Task objective
Repeat the records below exactly.

### Entries provided

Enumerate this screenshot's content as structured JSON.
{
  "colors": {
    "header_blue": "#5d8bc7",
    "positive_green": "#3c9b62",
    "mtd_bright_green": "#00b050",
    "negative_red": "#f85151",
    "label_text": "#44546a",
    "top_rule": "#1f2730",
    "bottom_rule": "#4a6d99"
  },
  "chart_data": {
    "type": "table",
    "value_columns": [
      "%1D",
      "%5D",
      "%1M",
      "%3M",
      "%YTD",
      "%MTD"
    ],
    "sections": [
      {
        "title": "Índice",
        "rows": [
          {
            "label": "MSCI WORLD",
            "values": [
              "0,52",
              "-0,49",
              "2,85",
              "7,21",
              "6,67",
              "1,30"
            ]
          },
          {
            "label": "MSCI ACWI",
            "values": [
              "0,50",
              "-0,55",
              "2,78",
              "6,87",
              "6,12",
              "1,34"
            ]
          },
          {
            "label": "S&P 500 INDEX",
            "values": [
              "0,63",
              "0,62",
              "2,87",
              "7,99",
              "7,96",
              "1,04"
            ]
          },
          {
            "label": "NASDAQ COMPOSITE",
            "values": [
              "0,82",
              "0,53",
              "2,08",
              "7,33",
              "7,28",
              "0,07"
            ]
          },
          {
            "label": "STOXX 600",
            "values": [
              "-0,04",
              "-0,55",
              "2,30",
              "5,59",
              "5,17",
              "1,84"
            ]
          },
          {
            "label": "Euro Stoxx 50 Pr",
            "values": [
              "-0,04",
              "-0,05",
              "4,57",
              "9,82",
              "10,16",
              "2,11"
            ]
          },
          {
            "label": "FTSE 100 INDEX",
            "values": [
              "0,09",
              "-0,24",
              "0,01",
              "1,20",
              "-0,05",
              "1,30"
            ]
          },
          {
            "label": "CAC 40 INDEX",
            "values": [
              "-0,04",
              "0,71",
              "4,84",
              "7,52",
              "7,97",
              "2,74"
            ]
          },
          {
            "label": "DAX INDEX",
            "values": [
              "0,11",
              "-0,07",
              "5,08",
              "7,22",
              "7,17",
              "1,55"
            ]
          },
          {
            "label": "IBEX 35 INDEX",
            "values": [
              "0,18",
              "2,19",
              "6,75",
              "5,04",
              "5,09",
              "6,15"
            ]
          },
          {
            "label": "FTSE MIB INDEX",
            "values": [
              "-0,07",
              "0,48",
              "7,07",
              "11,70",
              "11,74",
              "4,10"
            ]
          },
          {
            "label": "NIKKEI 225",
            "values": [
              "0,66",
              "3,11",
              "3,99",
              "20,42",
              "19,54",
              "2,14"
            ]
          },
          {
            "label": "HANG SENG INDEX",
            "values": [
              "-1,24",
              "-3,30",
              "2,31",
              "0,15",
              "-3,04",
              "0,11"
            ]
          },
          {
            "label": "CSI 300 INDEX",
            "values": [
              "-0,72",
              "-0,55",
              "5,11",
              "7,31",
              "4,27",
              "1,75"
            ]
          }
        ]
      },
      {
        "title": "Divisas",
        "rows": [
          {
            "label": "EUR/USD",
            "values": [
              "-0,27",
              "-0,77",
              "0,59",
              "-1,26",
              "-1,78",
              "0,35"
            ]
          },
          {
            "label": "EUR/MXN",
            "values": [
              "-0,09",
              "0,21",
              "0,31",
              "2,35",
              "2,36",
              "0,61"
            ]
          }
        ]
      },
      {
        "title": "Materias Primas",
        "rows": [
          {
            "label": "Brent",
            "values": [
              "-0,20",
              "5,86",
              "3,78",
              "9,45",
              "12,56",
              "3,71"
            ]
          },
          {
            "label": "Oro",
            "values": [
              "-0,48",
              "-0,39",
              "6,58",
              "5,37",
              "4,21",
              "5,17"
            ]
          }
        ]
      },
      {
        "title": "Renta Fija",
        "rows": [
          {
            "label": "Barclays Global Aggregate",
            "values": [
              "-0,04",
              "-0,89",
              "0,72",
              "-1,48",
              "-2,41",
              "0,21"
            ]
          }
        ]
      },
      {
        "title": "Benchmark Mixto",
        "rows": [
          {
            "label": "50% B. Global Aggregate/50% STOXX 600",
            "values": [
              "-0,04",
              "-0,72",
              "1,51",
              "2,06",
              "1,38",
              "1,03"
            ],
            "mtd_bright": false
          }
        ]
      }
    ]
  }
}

######

Written response
Enumerate this screenshot's content as structured JSON.
{
  "colors": {
    "header_blue": "#5d8bc7",
    "positive_green": "#3c9b62",
    "mtd_bright_green": "#00b050",
    "negative_red": "#f85151",
    "label_text": "#44546a",
    "top_rule": "#1f2730",
    "bottom_rule": "#4a6d99"
  },
  "chart_data": {
    "type": "table",
    "value_columns": [
      "%1D",
      "%5D",
      "%1M",
      "%3M",
      "%YTD",
      "%MTD"
    ],
    "sections": [
      {
        "title": "Índice",
        "rows": [
          {
            "label": "MSCI WORLD",
            "values": [
              "0,52",
              "-0,49",
              "2,85",
              "7,21",
              "6,67",
              "1,30"
            ]
          },
          {
            "label": "MSCI ACWI",
            "values": [
              "0,50",
              "-0,55",
              "2,78",
              "6,87",
              "6,12",
              "1,34"
            ]
          },
          {
            "label": "S&P 500 INDEX",
            "values": [
              "0,63",
              "0,62",
              "2,87",
              "7,99",
              "7,96",
              "1,04"
            ]
          },
          {
            "label": "NASDAQ COMPOSITE",
            "values": [
              "0,82",
              "0,53",
              "2,08",
              "7,33",
              "7,28",
              "0,07"
            ]
          },
          {
            "label": "STOXX 600",
            "values": [
              "-0,04",
              "-0,55",
              "2,30",
              "5,59",
              "5,17",
              "1,84"
            ]
          },
          {
            "label": "Euro Stoxx 50 Pr",
            "values": [
              "-0,04",
              "-0,05",
              "4,57",
              "9,82",
              "10,16",
              "2,11"
            ]
          },
          {
            "label": "FTSE 100 INDEX",
            "values": [
              "0,09",
              "-0,24",
              "0,01",
              "1,20",
              "-0,05",
              "1,30"
            ]
          },
          {
            "label": "CAC 40 INDEX",
            "values": [
              "-0,04",
              "0,71",
              "4,84",
              "7,52",
              "7,97",
              "2,74"
            ]
          },
          {
            "label": "DAX INDEX",
            "values": [
              "0,11",
              "-0,07",
              "5,08",
              "7,22",
              "7,17",
              "1,55"
            ]
          },
          {
            "label": "IBEX 35 INDEX",
            "values": [
              "0,18",
              "2,19",
              "6,75",
              "5,04",
              "5,09",
              "6,15"
            ]
          },
          {
            "label": "FTSE MIB INDEX",
            "values": [
              "-0,07",
              "0,48",
              "7,07",
              "11,70",
              "11,74",
              "4,10"
            ]
          },
          {
            "label": "NIKKEI 225",
            "values": [
              "0,66",
              "3,11",
              "3,99",
              "20,42",
              "19,54",
              "2,14"
            ]
          },
          {
            "label": "HANG SENG INDEX",
            "values": [
              "-1,24",
              "-3,30",
              "2,31",
              "0,15",
              "-3,04",
              "0,11"
            ]
          },
          {
            "label": "CSI 300 INDEX",
            "values": [
              "-0,72",
              "-0,55",
              "5,11",
              "7,31",
              "4,27",
              "1,75"
            ]
          }
        ]
      },
      {
        "title": "Divisas",
        "rows": [
          {
            "label": "EUR/USD",
            "values": [
              "-0,27",
              "-0,77",
              "0,59",
              "-1,26",
              "-1,78",
              "0,35"
            ]
          },
          {
            "label": "EUR/MXN",
            "values": [
              "-0,09",
              "0,21",
              "0,31",
              "2,35",
              "2,36",
              "0,61"
            ]
          }
        ]
      },
      {
        "title": "Materias Primas",
        "rows": [
          {
            "label": "Brent",
            "values": [
              "-0,20",
              "5,86",
              "3,78",
              "9,45",
              "12,56",
              "3,71"
            ]
          },
          {
            "label": "Oro",
            "values": [
              "-0,48",
              "-0,39",
              "6,58",
              "5,37",
              "4,21",
              "5,17"
            ]
          }
        ]
      },
      {
        "title": "Renta Fija",
        "rows": [
          {
            "label": "Barclays Global Aggregate",
            "values": [
              "-0,04",
              "-0,89",
              "0,72",
              "-1,48",
              "-2,41",
              "0,21"
            ]
          }
        ]
      },
      {
        "title": "Benchmark Mixto",
        "rows": [
          {
            "label": "50% B. Global Aggregate/50% STOXX 600",
            "values": [
              "-0,04",
              "-0,72",
              "1,51",
              "2,06",
              "1,38",
              "1,03"
            ],
            "mtd_bright": false
          }
        ]
      }
    ]
  }
}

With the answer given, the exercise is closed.